■ Data for this exercise
╭──

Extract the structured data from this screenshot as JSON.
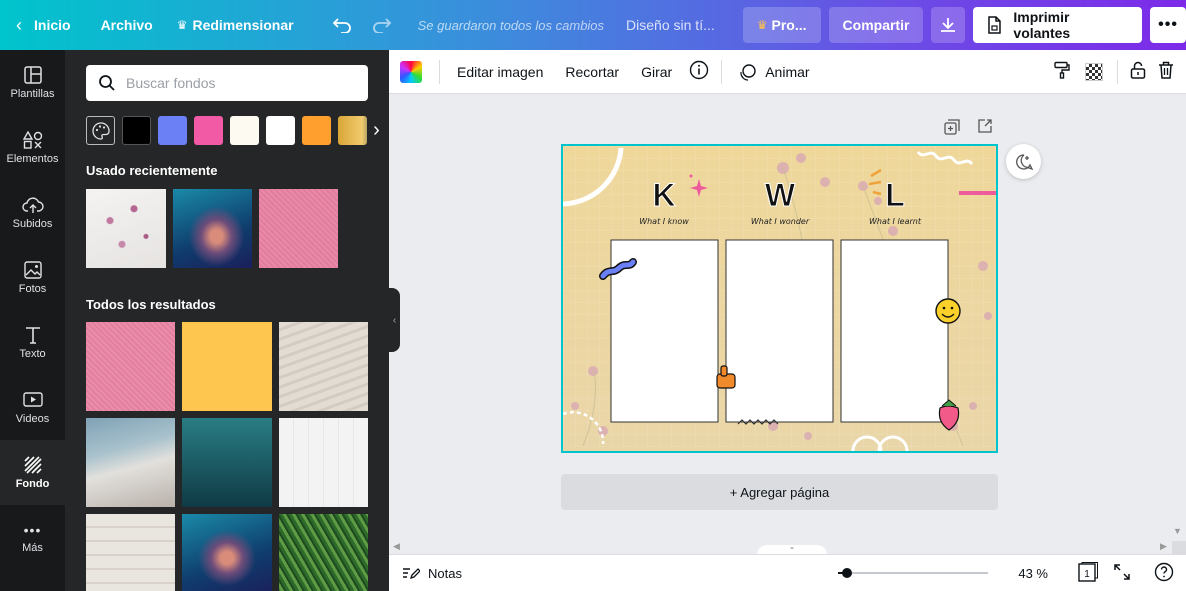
{
  "topbar": {
    "home": "Inicio",
    "file": "Archivo",
    "resize": "Redimensionar",
    "saved_status": "Se guardaron todos los cambios",
    "design_name": "Diseño sin tí...",
    "pro": "Pro...",
    "share": "Compartir",
    "print": "Imprimir volantes"
  },
  "rail": {
    "items": [
      {
        "label": "Plantillas"
      },
      {
        "label": "Elementos"
      },
      {
        "label": "Subidos"
      },
      {
        "label": "Fotos"
      },
      {
        "label": "Texto"
      },
      {
        "label": "Videos"
      },
      {
        "label": "Fondo"
      },
      {
        "label": "Más"
      }
    ]
  },
  "panel": {
    "search_placeholder": "Buscar fondos",
    "swatches": [
      "#000000",
      "#6b80f5",
      "#f25aa6",
      "#fdfaf2",
      "#ffffff",
      "#ff9f2e"
    ],
    "recent_title": "Usado recientemente",
    "all_title": "Todos los resultados"
  },
  "toolbar": {
    "edit_image": "Editar imagen",
    "crop": "Recortar",
    "rotate": "Girar",
    "animate": "Animar"
  },
  "canvas": {
    "letters": [
      "K",
      "W",
      "L"
    ],
    "captions": [
      "What I know",
      "What I wonder",
      "What I learnt"
    ],
    "add_page": "+ Agregar página"
  },
  "bottom": {
    "notes": "Notas",
    "zoom": "43 %",
    "page_number": "1"
  },
  "colors": {
    "accent": "#00c4cc",
    "rail_bg": "#18191b",
    "panel_bg": "#252627"
  }
}
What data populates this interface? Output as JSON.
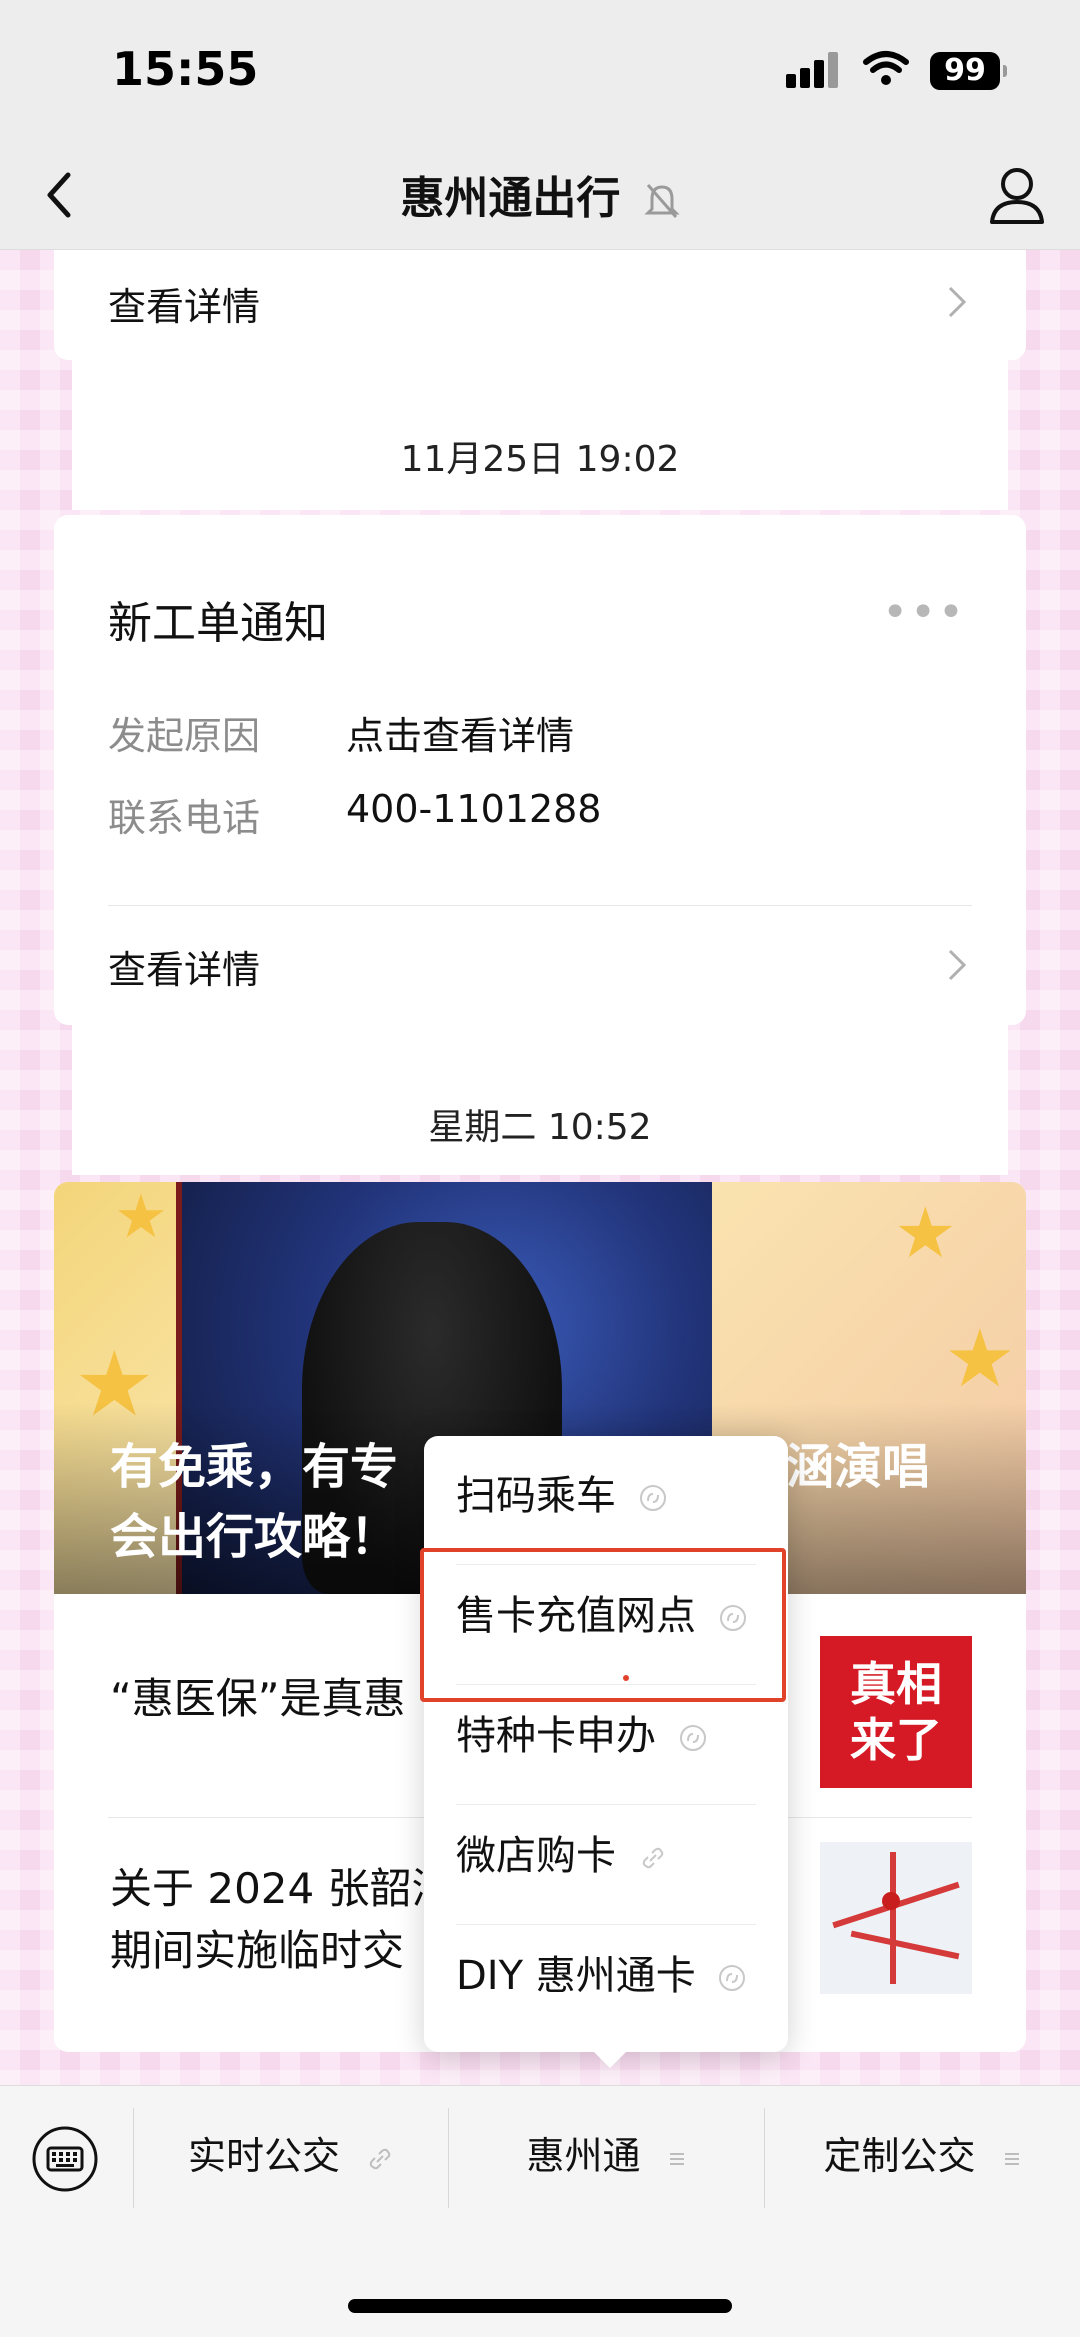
{
  "status_bar": {
    "time": "15:55",
    "battery": "99"
  },
  "nav": {
    "title": "惠州通出行"
  },
  "top_card": {
    "detail_label": "查看详情"
  },
  "timestamps": {
    "first": "11月25日 19:02",
    "second": "星期二 10:52"
  },
  "work_order": {
    "title": "新工单通知",
    "fields": [
      {
        "label": "发起原因",
        "value": "点击查看详情"
      },
      {
        "label": "联系电话",
        "value": "400-1101288"
      }
    ],
    "detail_label": "查看详情"
  },
  "article": {
    "banner_line1": "有免乘，有专",
    "banner_line1_right": "韶涵演唱",
    "banner_line2": "会出行攻略！",
    "items": [
      {
        "text": "“惠医保”是真惠",
        "thumb_text_1": "真相",
        "thumb_text_2": "来了"
      },
      {
        "text_line1": "关于 2024 张韶涵",
        "text_line2": "期间实施临时交"
      }
    ]
  },
  "popup_menu": {
    "items": [
      {
        "label": "扫码乘车"
      },
      {
        "label": "售卡充值网点"
      },
      {
        "label": "特种卡申办"
      },
      {
        "label": "微店购卡"
      },
      {
        "label": "DIY 惠州通卡"
      }
    ]
  },
  "bottom_menu": {
    "tabs": [
      {
        "label": "实时公交"
      },
      {
        "label": "惠州通"
      },
      {
        "label": "定制公交"
      }
    ]
  },
  "colors": {
    "highlight": "#e0422a",
    "background_pink": "#f7d9ee",
    "bar_gray": "#ededed"
  }
}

╰──

■ Job
Using the records above, select and copy every line that has the word "What".

■ Output for this exercise
      "What I know",
      "What I wonder",
      "What I learnt"
What data populates this interface? Output as JSON.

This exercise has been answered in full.